— begin —
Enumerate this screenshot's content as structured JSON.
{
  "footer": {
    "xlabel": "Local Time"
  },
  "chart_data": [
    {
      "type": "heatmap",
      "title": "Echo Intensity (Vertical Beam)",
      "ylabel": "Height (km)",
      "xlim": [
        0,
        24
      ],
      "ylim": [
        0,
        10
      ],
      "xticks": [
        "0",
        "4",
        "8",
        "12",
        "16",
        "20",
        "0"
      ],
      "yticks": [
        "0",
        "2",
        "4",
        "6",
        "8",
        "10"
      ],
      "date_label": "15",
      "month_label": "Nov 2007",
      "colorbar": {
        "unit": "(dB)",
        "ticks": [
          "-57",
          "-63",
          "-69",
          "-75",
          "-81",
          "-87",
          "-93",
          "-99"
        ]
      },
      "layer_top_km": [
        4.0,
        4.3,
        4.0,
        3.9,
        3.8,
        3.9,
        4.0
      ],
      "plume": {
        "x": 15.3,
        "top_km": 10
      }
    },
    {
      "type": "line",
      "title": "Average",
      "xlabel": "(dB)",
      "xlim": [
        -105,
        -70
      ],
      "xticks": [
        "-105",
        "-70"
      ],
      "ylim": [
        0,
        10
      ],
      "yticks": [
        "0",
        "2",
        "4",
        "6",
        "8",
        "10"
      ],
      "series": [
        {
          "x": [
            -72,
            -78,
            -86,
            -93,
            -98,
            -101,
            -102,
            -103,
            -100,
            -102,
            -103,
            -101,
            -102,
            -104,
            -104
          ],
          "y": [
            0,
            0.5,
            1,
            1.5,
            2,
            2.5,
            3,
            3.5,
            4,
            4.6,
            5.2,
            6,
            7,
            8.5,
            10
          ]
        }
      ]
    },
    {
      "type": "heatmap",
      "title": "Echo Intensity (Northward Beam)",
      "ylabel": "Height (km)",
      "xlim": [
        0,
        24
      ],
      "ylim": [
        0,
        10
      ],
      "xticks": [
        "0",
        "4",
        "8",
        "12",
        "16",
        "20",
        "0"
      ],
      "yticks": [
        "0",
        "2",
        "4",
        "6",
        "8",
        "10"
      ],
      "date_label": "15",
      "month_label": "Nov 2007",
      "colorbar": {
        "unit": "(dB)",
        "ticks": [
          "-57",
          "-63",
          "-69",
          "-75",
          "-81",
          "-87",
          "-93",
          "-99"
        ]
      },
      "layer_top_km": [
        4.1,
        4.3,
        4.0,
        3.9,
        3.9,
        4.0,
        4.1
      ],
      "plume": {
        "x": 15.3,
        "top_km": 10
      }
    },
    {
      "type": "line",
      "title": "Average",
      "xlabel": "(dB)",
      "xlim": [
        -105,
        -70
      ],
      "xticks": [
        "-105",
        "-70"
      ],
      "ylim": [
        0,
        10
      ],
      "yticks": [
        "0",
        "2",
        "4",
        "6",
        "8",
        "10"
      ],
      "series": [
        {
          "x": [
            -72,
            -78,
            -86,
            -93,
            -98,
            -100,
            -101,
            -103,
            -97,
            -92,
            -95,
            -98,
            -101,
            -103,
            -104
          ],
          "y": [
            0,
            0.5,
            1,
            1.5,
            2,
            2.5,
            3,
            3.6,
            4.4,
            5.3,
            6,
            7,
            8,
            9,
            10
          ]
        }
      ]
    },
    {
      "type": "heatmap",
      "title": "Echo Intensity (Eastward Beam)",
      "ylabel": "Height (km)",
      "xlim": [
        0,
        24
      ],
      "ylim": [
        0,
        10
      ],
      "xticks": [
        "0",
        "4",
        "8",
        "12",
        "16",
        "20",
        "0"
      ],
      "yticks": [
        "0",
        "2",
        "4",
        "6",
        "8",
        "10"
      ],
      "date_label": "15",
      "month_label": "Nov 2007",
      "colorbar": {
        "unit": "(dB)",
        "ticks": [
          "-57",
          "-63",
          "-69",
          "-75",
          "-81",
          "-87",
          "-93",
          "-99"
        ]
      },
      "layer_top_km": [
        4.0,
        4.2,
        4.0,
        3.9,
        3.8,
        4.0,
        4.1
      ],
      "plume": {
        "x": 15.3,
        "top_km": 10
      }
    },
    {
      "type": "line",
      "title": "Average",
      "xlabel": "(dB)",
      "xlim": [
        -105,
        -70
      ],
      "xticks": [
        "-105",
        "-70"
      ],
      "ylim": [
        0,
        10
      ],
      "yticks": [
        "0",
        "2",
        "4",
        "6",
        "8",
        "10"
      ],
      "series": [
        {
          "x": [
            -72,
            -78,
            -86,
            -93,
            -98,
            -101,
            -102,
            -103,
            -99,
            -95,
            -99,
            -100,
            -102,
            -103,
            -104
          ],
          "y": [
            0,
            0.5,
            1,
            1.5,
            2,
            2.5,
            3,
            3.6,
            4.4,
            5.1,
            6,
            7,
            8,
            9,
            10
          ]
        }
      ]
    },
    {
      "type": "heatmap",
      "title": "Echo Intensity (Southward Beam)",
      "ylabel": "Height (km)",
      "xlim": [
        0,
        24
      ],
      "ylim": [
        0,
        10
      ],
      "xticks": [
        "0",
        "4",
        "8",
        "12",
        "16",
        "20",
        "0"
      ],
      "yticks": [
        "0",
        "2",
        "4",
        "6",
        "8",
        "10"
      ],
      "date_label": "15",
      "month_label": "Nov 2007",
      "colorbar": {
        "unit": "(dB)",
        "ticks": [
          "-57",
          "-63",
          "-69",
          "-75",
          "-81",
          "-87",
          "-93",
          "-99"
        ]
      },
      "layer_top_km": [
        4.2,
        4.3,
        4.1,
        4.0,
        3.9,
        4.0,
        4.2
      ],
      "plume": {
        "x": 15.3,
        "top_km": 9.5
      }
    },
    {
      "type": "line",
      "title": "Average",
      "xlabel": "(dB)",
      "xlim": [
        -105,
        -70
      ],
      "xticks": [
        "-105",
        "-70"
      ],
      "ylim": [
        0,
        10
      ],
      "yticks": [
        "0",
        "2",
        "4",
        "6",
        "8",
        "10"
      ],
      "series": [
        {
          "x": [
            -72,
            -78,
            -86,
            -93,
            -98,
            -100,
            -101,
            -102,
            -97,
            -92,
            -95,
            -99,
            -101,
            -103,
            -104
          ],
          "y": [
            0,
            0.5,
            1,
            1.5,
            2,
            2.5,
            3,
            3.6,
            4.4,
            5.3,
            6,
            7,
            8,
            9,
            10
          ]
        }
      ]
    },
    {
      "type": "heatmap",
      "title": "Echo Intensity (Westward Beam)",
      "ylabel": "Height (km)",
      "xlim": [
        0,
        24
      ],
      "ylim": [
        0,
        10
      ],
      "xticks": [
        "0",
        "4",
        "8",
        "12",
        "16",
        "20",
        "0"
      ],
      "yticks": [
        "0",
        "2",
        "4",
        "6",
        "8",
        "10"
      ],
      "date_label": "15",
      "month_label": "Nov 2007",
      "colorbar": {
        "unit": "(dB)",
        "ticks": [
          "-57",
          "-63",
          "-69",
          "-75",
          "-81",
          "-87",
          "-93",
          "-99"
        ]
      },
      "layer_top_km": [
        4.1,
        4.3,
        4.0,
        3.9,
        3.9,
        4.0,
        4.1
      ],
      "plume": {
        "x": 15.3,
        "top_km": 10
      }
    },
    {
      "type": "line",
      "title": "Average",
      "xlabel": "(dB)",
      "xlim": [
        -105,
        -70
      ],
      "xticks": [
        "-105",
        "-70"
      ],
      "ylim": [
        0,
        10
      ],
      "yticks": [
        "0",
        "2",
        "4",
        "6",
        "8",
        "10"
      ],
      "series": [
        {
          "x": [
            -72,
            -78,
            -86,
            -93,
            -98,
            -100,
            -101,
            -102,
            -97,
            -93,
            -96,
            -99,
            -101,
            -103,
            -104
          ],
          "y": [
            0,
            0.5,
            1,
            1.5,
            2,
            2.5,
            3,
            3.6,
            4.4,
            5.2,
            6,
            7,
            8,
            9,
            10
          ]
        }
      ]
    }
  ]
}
— end —
— begin —
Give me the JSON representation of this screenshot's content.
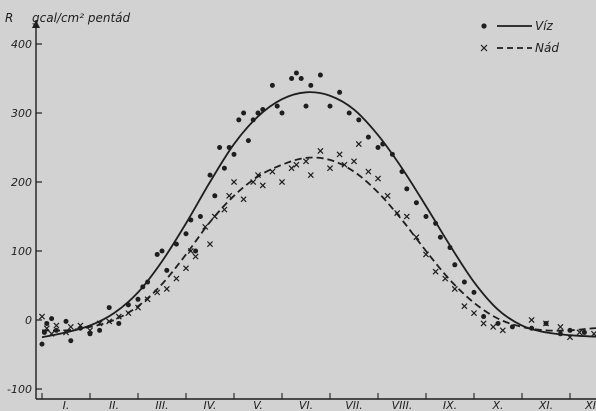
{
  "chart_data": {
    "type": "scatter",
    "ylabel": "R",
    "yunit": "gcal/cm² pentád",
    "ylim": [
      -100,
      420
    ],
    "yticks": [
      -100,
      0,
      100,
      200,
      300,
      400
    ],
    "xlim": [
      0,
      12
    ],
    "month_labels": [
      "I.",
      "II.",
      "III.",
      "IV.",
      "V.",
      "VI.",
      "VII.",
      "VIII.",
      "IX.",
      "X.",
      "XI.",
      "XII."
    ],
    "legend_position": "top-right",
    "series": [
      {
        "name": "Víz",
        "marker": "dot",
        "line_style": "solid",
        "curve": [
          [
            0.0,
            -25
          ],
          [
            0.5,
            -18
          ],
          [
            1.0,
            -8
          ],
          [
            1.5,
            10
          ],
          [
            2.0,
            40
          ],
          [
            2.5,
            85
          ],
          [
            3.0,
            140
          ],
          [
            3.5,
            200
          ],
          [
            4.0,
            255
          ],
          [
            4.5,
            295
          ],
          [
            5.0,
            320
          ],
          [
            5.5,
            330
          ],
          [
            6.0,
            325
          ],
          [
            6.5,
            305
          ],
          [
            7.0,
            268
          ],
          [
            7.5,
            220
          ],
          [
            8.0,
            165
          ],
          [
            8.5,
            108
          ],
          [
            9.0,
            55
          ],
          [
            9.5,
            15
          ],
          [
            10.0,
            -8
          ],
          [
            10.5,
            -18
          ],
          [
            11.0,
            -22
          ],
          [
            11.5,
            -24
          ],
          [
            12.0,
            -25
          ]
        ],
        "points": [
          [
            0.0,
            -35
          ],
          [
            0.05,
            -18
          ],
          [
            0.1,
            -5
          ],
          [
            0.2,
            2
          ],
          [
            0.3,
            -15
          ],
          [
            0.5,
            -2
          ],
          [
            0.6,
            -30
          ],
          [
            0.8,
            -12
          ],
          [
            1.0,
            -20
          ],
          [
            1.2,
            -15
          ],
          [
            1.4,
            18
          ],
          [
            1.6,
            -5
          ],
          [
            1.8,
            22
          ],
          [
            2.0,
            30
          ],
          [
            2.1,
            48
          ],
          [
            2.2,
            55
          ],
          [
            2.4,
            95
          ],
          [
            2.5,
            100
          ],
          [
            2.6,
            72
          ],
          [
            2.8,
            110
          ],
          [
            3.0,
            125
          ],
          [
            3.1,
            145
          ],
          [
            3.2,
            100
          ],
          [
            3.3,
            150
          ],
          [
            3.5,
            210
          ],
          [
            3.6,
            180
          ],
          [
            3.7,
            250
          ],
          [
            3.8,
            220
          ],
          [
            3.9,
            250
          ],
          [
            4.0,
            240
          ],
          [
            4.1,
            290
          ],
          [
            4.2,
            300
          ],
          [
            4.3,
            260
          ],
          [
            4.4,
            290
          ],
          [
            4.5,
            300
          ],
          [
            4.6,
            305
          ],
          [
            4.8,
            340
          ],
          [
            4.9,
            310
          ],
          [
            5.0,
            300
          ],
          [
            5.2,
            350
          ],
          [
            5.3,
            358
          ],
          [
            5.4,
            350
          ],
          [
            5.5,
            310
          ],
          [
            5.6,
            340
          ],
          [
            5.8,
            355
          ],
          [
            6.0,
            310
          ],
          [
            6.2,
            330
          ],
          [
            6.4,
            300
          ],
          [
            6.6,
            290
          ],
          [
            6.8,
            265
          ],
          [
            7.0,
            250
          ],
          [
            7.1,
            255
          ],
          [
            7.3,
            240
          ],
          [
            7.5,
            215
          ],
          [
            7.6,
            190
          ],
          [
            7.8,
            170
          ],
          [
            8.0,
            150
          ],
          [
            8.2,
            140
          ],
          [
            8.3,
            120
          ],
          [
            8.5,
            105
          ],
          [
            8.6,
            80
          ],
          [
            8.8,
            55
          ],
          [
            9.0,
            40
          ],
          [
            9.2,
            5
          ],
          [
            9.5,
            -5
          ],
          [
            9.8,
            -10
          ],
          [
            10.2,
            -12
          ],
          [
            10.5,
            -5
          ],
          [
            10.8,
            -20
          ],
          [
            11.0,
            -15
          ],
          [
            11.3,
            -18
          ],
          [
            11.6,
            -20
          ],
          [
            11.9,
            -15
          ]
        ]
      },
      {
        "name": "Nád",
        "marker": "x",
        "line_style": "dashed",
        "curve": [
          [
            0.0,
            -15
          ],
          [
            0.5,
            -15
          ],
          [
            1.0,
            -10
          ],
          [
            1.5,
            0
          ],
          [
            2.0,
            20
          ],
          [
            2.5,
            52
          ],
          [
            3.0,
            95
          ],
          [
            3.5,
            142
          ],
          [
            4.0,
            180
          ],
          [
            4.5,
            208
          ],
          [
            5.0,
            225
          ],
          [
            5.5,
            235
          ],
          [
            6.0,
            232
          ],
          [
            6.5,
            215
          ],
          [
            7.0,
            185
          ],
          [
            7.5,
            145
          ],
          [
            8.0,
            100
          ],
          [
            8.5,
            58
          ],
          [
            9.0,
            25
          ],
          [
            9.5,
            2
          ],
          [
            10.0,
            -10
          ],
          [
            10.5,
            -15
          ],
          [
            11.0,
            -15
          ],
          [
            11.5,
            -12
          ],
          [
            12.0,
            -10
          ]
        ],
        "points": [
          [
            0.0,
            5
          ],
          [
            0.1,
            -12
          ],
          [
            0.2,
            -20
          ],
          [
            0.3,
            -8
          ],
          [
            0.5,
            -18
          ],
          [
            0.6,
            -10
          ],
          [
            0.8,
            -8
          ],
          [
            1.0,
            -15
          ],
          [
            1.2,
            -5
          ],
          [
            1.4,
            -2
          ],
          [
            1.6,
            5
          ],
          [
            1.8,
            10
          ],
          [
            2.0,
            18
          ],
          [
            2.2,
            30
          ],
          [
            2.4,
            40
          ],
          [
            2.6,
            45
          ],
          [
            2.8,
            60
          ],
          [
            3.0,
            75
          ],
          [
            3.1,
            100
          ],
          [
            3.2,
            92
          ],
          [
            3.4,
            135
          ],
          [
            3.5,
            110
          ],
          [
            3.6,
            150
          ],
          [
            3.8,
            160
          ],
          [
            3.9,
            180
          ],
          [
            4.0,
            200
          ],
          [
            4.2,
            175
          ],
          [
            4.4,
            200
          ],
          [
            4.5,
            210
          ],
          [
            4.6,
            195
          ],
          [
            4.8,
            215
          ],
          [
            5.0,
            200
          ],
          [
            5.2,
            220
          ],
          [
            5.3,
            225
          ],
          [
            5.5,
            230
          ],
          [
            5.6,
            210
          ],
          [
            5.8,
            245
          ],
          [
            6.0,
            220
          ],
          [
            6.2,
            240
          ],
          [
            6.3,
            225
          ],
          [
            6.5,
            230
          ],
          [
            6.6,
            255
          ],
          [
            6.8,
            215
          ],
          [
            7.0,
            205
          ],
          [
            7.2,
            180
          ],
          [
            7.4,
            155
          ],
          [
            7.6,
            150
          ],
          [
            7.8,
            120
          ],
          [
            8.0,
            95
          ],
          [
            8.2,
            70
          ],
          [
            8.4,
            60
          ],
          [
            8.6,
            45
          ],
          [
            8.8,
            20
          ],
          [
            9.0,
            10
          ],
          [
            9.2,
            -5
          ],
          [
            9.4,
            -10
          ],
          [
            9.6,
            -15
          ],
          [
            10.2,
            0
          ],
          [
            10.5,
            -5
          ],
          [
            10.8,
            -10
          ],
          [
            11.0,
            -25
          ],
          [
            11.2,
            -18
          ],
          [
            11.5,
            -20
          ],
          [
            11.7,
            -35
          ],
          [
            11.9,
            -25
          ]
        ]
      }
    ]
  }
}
— end —
— begin —
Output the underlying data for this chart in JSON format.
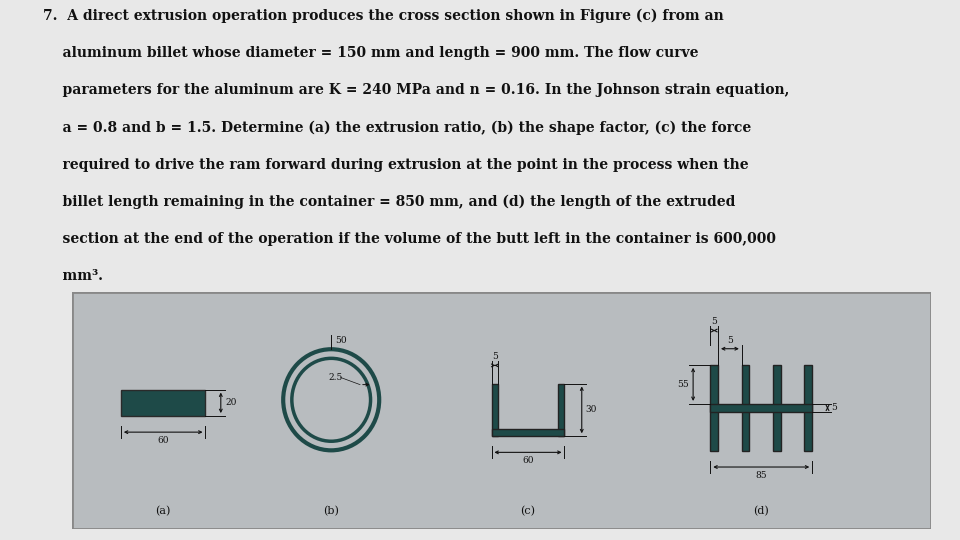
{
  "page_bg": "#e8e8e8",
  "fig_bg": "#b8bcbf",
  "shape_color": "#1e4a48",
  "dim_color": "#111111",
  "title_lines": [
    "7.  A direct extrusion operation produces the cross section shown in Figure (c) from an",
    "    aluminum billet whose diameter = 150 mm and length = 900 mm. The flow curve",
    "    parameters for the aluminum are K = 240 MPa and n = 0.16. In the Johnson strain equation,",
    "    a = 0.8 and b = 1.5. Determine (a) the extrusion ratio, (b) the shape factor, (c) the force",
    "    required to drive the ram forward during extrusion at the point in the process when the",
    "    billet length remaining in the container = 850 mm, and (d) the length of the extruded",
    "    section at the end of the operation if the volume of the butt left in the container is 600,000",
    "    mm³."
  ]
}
— end —
### [STATED EXERCISE]
Return the lines of the records that include the string "Intensity".

### [ANSWER TO THIS TASK]
      "title": "Echo Intensity (Vertical Beam)",
      "title": "Echo Intensity (Northward Beam)",
      "title": "Echo Intensity (Eastward Beam)",
      "title": "Echo Intensity (Southward Beam)",
      "title": "Echo Intensity (Westward Beam)",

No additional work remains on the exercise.